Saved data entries

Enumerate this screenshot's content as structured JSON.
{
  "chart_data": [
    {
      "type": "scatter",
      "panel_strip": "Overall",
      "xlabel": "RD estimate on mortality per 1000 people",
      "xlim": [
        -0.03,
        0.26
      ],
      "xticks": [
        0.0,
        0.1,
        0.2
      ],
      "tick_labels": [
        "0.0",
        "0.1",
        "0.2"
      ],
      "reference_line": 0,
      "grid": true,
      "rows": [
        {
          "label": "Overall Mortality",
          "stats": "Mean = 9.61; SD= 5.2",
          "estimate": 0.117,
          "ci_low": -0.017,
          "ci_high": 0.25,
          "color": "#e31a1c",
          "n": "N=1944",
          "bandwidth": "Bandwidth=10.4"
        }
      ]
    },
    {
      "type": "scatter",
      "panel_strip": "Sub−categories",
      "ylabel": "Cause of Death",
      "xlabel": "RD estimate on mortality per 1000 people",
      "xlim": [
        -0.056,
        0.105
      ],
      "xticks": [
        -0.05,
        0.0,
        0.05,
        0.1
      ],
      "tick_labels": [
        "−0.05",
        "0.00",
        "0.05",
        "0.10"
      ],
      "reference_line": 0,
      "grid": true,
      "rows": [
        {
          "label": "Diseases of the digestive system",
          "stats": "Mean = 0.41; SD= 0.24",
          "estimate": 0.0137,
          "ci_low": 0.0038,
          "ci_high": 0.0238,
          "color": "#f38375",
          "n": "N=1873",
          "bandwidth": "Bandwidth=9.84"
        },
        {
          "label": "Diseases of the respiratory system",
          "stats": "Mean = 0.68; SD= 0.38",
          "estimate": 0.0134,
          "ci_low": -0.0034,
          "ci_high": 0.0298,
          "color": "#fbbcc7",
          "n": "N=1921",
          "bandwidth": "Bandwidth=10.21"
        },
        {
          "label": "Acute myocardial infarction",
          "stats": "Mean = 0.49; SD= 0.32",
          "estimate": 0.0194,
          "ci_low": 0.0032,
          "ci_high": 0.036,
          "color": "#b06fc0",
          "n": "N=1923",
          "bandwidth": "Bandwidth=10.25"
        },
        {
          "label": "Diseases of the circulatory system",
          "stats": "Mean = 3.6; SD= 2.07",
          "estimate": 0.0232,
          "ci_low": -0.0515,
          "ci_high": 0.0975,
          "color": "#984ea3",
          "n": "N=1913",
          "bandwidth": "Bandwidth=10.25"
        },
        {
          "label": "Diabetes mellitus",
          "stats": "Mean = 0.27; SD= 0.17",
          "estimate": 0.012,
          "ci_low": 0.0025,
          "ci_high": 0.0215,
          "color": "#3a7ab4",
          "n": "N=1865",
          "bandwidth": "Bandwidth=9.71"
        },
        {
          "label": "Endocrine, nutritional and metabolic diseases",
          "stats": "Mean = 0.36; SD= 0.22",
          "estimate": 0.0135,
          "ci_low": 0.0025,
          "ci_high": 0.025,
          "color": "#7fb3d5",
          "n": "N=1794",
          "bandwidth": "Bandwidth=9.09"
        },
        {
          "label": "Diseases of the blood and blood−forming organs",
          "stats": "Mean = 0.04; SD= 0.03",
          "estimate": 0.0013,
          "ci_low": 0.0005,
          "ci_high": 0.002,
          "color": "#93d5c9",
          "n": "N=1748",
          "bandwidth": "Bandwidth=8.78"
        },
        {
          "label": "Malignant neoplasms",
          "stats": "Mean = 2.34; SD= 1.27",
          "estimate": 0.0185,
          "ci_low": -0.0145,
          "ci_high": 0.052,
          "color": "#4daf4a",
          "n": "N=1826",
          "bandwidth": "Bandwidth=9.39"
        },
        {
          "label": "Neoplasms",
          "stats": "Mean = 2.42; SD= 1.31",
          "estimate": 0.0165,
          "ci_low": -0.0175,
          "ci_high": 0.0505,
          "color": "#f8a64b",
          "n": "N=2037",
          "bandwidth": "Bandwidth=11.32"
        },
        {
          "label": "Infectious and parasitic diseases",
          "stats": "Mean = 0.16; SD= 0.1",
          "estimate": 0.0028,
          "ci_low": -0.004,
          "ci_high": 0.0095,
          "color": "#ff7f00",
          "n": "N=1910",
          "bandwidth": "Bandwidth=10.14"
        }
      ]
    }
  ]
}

* * *

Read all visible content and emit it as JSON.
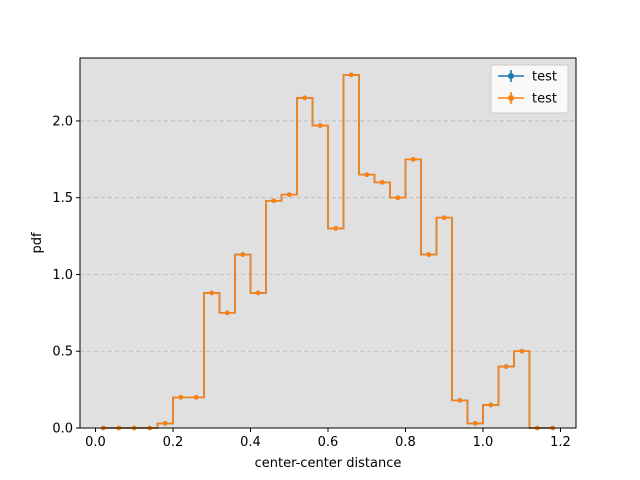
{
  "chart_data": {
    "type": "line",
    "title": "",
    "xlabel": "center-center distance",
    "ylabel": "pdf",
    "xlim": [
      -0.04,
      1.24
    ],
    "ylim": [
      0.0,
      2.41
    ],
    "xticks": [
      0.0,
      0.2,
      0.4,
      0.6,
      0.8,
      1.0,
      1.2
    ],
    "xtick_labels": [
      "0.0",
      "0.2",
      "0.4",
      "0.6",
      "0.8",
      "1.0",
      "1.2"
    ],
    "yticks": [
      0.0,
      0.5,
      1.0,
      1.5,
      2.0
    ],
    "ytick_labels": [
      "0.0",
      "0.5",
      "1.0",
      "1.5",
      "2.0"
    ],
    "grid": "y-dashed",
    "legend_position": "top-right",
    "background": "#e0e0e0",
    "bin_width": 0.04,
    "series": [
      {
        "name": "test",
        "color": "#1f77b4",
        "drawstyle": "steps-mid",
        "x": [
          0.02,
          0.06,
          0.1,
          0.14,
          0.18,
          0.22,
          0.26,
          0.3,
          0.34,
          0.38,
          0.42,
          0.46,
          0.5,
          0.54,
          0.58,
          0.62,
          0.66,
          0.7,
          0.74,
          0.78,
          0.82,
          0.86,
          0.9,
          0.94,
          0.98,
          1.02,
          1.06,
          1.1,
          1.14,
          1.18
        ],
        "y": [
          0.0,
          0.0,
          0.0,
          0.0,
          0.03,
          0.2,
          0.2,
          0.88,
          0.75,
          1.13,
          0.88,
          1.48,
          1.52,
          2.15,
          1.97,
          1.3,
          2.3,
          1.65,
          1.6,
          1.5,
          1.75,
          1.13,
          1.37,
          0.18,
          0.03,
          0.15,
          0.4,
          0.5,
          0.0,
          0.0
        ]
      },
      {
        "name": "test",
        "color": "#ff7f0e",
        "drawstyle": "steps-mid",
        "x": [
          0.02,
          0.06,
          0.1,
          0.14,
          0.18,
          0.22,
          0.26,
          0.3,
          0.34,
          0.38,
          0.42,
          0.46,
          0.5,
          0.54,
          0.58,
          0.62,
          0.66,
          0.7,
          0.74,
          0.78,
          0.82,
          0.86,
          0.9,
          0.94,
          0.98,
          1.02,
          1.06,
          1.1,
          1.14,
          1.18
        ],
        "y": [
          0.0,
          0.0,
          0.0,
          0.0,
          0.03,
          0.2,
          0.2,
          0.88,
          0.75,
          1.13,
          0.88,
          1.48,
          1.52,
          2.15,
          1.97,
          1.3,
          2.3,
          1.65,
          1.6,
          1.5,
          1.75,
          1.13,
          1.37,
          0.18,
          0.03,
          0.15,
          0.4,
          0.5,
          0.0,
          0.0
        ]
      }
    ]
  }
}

* * *

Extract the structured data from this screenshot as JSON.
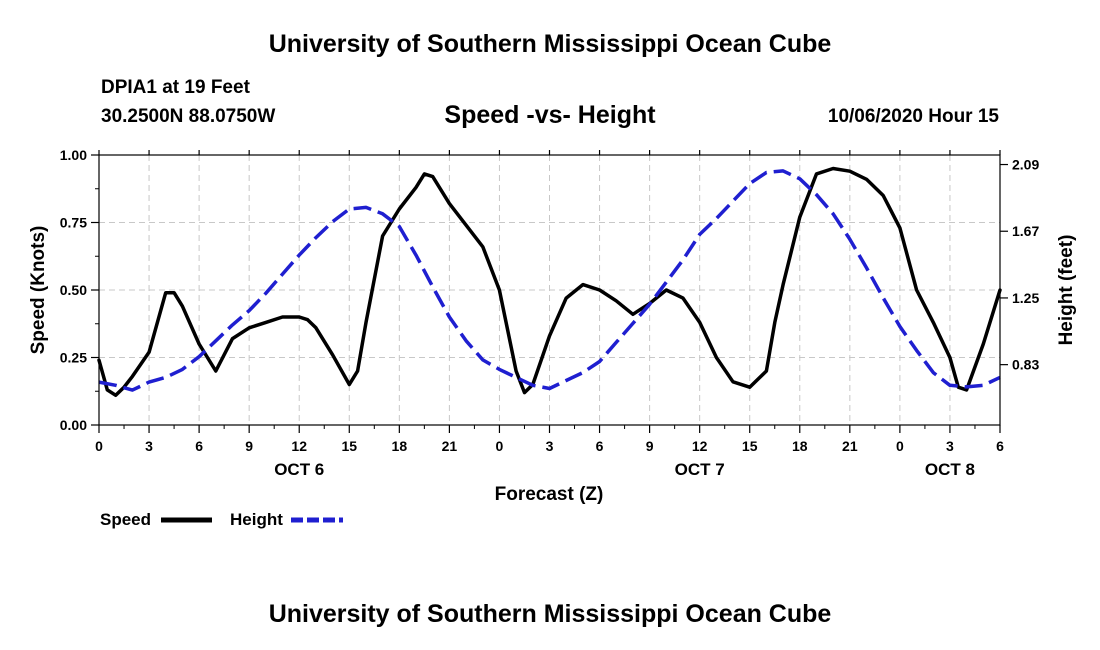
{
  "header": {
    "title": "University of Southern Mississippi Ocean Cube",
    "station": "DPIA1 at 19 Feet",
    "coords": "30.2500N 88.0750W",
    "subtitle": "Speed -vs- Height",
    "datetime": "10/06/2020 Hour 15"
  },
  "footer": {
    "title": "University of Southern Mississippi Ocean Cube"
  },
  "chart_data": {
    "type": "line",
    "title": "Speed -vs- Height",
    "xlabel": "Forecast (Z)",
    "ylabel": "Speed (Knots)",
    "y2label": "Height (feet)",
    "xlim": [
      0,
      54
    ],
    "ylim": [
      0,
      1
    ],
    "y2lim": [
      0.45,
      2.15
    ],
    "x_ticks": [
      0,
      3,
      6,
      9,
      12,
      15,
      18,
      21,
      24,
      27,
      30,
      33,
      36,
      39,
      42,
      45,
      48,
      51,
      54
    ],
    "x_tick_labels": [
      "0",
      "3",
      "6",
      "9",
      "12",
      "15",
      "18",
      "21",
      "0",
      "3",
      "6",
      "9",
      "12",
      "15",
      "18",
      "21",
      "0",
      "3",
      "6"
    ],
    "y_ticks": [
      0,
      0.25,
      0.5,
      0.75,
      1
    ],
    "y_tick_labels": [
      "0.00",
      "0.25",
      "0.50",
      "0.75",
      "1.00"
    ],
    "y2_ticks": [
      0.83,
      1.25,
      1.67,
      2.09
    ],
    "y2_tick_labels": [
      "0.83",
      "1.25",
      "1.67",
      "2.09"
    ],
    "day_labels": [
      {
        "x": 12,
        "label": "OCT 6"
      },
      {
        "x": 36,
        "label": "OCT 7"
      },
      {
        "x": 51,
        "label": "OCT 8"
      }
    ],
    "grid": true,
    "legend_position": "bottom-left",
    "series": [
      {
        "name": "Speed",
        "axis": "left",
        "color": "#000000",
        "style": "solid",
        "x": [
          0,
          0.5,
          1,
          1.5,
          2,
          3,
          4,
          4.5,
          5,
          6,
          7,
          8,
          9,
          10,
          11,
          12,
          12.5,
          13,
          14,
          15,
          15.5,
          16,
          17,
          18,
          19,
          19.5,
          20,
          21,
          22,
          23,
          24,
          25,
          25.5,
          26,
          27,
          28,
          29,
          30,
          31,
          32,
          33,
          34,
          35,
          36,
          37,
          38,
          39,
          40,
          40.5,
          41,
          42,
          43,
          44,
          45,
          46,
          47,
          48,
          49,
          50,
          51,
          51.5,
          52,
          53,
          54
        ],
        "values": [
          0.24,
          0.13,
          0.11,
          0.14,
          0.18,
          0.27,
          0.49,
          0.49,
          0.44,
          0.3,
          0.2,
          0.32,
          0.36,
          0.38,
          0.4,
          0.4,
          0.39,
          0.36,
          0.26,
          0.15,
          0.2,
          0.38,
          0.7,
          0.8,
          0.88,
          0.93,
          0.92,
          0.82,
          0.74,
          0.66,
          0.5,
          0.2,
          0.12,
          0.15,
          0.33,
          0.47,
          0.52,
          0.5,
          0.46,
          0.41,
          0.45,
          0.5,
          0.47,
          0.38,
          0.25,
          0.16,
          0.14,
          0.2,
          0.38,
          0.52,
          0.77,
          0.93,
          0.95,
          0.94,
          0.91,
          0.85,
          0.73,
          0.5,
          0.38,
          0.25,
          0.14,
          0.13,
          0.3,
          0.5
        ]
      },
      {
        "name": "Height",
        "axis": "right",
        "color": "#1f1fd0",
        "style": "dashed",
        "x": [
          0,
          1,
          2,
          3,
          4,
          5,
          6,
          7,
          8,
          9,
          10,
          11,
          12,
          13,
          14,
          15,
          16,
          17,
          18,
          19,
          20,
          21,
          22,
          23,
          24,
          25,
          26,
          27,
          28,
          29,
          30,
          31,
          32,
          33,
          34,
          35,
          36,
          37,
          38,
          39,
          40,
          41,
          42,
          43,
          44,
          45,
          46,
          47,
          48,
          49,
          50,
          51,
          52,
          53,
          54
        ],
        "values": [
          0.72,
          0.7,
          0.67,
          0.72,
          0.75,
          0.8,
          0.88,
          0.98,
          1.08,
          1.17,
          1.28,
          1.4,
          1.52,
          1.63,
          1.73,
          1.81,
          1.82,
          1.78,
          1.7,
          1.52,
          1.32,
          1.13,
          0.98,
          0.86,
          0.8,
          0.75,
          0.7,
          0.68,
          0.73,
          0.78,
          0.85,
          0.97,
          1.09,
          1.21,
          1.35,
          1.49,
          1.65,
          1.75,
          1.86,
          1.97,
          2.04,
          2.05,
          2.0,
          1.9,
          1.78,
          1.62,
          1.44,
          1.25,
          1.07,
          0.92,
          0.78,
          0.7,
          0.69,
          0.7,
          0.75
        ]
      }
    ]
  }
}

EXERCISE REQUIREMENTS:
Write down the number of lines where the word "this" appears, and nothing further.

ANSWER IN FULL:
2